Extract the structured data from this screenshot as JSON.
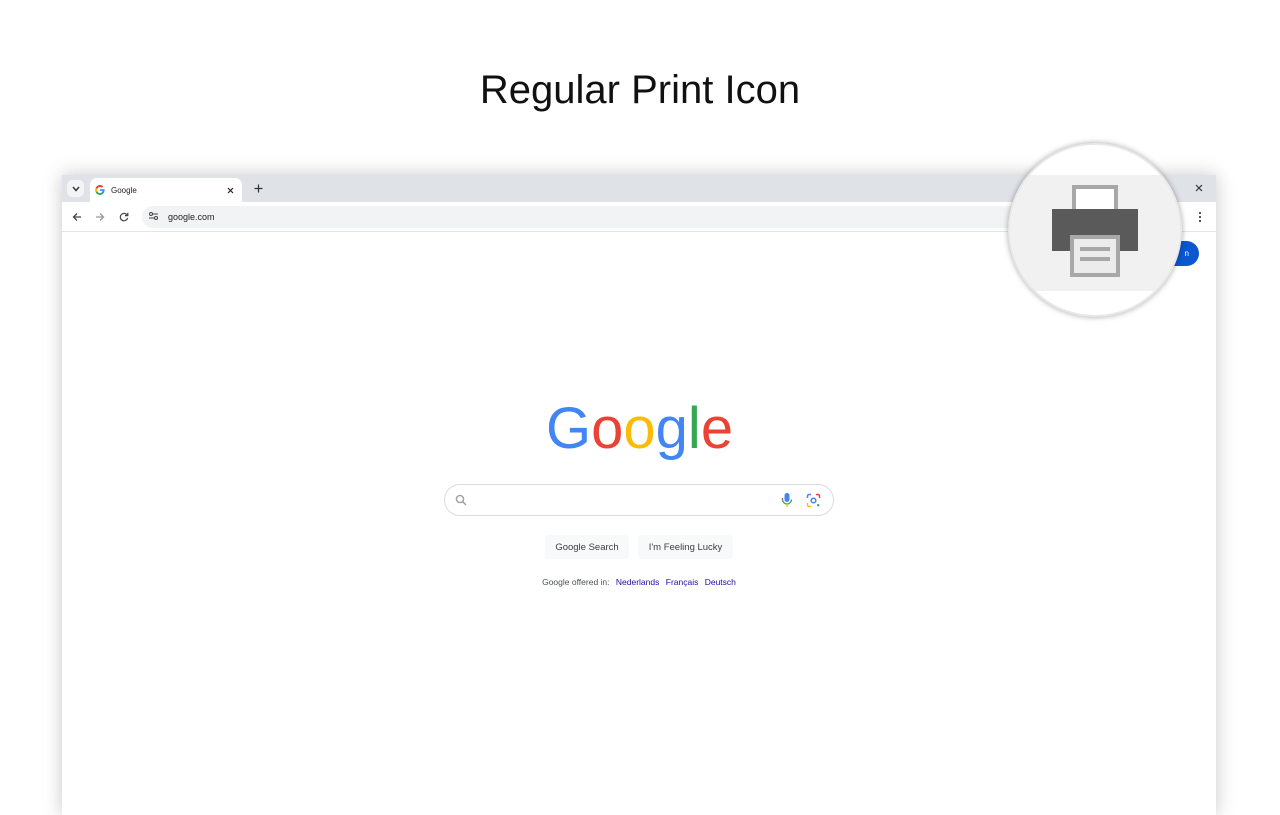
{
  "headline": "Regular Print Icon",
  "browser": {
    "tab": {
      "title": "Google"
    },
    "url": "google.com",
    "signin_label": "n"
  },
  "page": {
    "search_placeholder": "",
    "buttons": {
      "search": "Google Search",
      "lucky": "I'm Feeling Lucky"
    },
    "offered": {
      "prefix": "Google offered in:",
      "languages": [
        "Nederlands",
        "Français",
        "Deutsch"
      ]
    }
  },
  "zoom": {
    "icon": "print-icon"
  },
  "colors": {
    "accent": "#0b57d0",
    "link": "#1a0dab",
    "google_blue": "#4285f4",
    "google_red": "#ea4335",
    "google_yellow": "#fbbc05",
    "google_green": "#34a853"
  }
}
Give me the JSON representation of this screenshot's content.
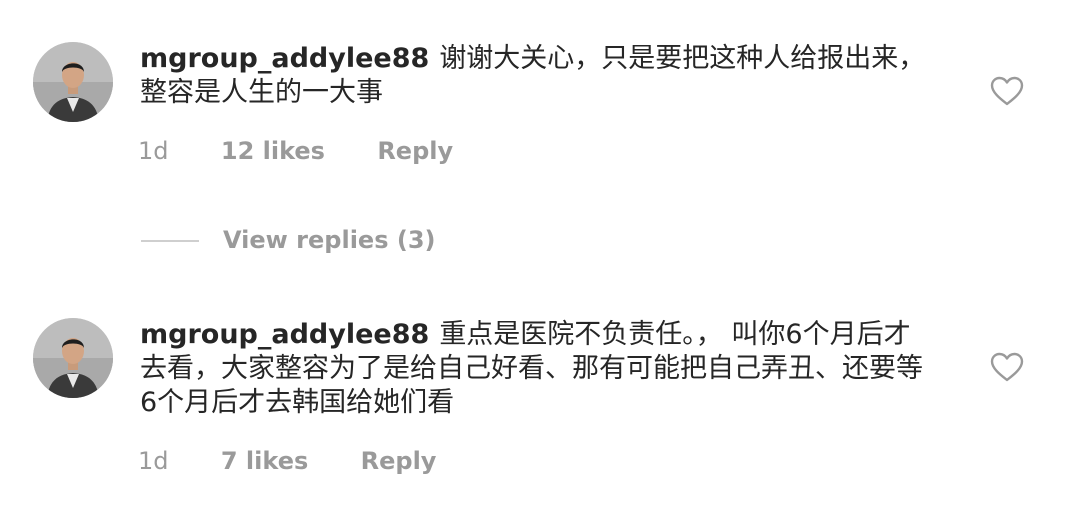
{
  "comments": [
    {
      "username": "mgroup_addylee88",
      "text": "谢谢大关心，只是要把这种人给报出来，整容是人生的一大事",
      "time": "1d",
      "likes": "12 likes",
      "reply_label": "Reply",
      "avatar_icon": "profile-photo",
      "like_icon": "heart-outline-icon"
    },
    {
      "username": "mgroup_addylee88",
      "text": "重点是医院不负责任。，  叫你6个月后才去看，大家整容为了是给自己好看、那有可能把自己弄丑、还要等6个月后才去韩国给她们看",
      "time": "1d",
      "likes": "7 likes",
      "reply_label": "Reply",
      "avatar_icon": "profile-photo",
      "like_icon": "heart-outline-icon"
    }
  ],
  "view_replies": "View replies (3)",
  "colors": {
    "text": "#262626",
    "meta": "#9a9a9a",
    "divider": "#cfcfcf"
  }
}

# EXERCISE OBJECTIVE
Pictures are not part of the copy; reproduce everything else in the records exactly.

# FINAL ANSWER
Extract the structured data from this screenshot as JSON.
{
  "headline": "Regular Print Icon",
  "browser": {
    "tab": {
      "title": "Google"
    },
    "url": "google.com",
    "signin_label": "n"
  },
  "page": {
    "search_placeholder": "",
    "buttons": {
      "search": "Google Search",
      "lucky": "I'm Feeling Lucky"
    },
    "offered": {
      "prefix": "Google offered in:",
      "languages": [
        "Nederlands",
        "Français",
        "Deutsch"
      ]
    }
  },
  "zoom": {
    "icon": "print-icon"
  },
  "colors": {
    "accent": "#0b57d0",
    "link": "#1a0dab",
    "google_blue": "#4285f4",
    "google_red": "#ea4335",
    "google_yellow": "#fbbc05",
    "google_green": "#34a853"
  }
}
Give me the JSON representation of this screenshot's content.
{
  "comments": [
    {
      "username": "mgroup_addylee88",
      "text": "谢谢大关心，只是要把这种人给报出来，整容是人生的一大事",
      "time": "1d",
      "likes": "12 likes",
      "reply_label": "Reply",
      "avatar_icon": "profile-photo",
      "like_icon": "heart-outline-icon"
    },
    {
      "username": "mgroup_addylee88",
      "text": "重点是医院不负责任。，  叫你6个月后才去看，大家整容为了是给自己好看、那有可能把自己弄丑、还要等6个月后才去韩国给她们看",
      "time": "1d",
      "likes": "7 likes",
      "reply_label": "Reply",
      "avatar_icon": "profile-photo",
      "like_icon": "heart-outline-icon"
    }
  ],
  "view_replies": "View replies (3)",
  "colors": {
    "text": "#262626",
    "meta": "#9a9a9a",
    "divider": "#cfcfcf"
  }
}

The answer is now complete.